- _TASK_
Every line containing the word "color" needs to be found and copied.

(Extracts from a graphics dataset)
□ □ □ □
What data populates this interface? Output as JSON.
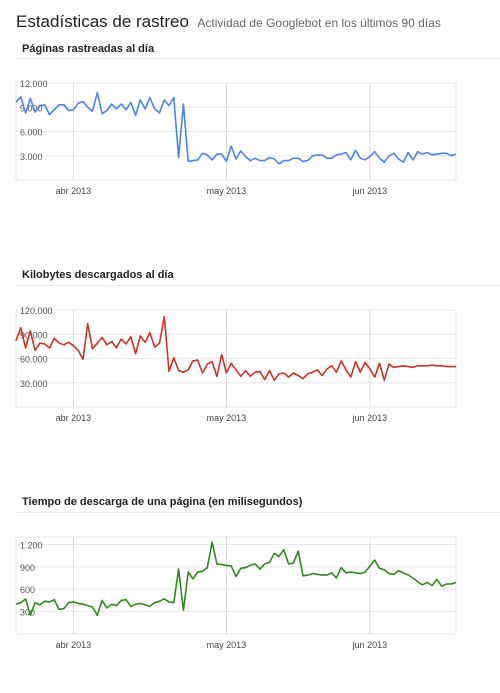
{
  "header": {
    "title": "Estadísticas de rastreo",
    "subtitle": "Actividad de Googlebot en los últimos 90 días"
  },
  "sections": [
    {
      "title": "Páginas rastreadas al día"
    },
    {
      "title": "Kilobytes descargados al día"
    },
    {
      "title": "Tiempo de descarga de una página (en milisegundos)"
    }
  ],
  "chart_data": [
    {
      "type": "line",
      "title": "Páginas rastreadas al día",
      "color": "#4a86e8",
      "ylim": [
        0,
        12000
      ],
      "yticks": [
        3000,
        6000,
        9000,
        12000
      ],
      "ytick_labels": [
        "3.000",
        "6.000",
        "9.000",
        "12.000"
      ],
      "xticks": [
        "abr 2013",
        "may 2013",
        "jun 2013"
      ],
      "grid": true,
      "values": [
        9600,
        10300,
        8300,
        10100,
        8400,
        9200,
        9300,
        8100,
        8700,
        9300,
        9300,
        8600,
        8700,
        9500,
        9700,
        9000,
        8500,
        10800,
        8200,
        8600,
        9400,
        8800,
        9400,
        8700,
        9600,
        8000,
        9900,
        8800,
        10200,
        8800,
        8300,
        9900,
        9200,
        10200,
        2800,
        9400,
        2300,
        2400,
        2500,
        3300,
        3100,
        2500,
        3200,
        3200,
        2300,
        4200,
        2600,
        3600,
        2900,
        2400,
        2700,
        2400,
        2400,
        2800,
        2600,
        2000,
        2400,
        2400,
        2700,
        2700,
        2300,
        2400,
        3000,
        3100,
        3100,
        2700,
        2700,
        3100,
        3200,
        3400,
        2500,
        3700,
        2700,
        2500,
        2900,
        3500,
        2700,
        2200,
        3000,
        3300,
        2600,
        2200,
        3400,
        2500,
        3500,
        3200,
        3400,
        3100,
        3200,
        3300,
        3300,
        3000,
        3200
      ],
      "xtick_index": [
        12,
        44,
        74
      ]
    },
    {
      "type": "line",
      "title": "Kilobytes descargados al día",
      "color": "#cc3322",
      "ylim": [
        0,
        120000
      ],
      "yticks": [
        30000,
        60000,
        90000,
        120000
      ],
      "ytick_labels": [
        "30.000",
        "60.000",
        "90.000",
        "120.000"
      ],
      "xticks": [
        "abr 2013",
        "may 2013",
        "jun 2013"
      ],
      "grid": true,
      "values": [
        82000,
        98000,
        73000,
        94000,
        70000,
        79000,
        78000,
        73000,
        85000,
        79000,
        77000,
        80000,
        76000,
        70000,
        59000,
        103000,
        72000,
        79000,
        86000,
        77000,
        81000,
        73000,
        84000,
        78000,
        87000,
        66000,
        88000,
        80000,
        92000,
        74000,
        79000,
        112000,
        44000,
        61000,
        45000,
        43000,
        46000,
        57000,
        58000,
        42000,
        53000,
        56000,
        38000,
        65000,
        42000,
        54000,
        46000,
        38000,
        45000,
        38000,
        43000,
        44000,
        34000,
        45000,
        33000,
        41000,
        42000,
        37000,
        42000,
        39000,
        35000,
        41000,
        43000,
        46000,
        39000,
        47000,
        51000,
        43000,
        57000,
        46000,
        37000,
        56000,
        43000,
        55000,
        47000,
        37000,
        54000,
        33000,
        53000,
        49000,
        50000,
        51000,
        50000,
        49000,
        51000,
        51000,
        51000,
        52000,
        51000,
        51000,
        50000,
        50000,
        50000
      ],
      "xtick_index": [
        12,
        44,
        74
      ]
    },
    {
      "type": "line",
      "title": "Tiempo de descarga de una página (en milisegundos)",
      "color": "#2e8b1a",
      "ylim": [
        0,
        1300
      ],
      "yticks": [
        300,
        600,
        900,
        1200
      ],
      "ytick_labels": [
        "300",
        "600",
        "900",
        "1.200"
      ],
      "xticks": [
        "abr 2013",
        "may 2013",
        "jun 2013"
      ],
      "grid": true,
      "values": [
        400,
        420,
        470,
        250,
        420,
        390,
        440,
        430,
        460,
        330,
        340,
        420,
        430,
        410,
        400,
        380,
        360,
        250,
        450,
        350,
        400,
        380,
        450,
        460,
        370,
        400,
        410,
        390,
        370,
        420,
        440,
        470,
        430,
        420,
        870,
        320,
        830,
        740,
        830,
        840,
        890,
        1230,
        940,
        930,
        920,
        910,
        770,
        880,
        890,
        920,
        940,
        870,
        940,
        960,
        1080,
        1040,
        1130,
        940,
        950,
        1110,
        780,
        790,
        810,
        800,
        790,
        790,
        820,
        750,
        890,
        820,
        830,
        820,
        810,
        830,
        910,
        990,
        880,
        860,
        810,
        800,
        850,
        820,
        790,
        750,
        700,
        660,
        690,
        650,
        730,
        640,
        670,
        670,
        690
      ],
      "xtick_index": [
        12,
        44,
        74
      ]
    }
  ]
}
□ □ □ □
- _EXERCISE OUTPUT_
      "color": "#4a86e8",
      "color": "#cc3322",
      "color": "#2e8b1a",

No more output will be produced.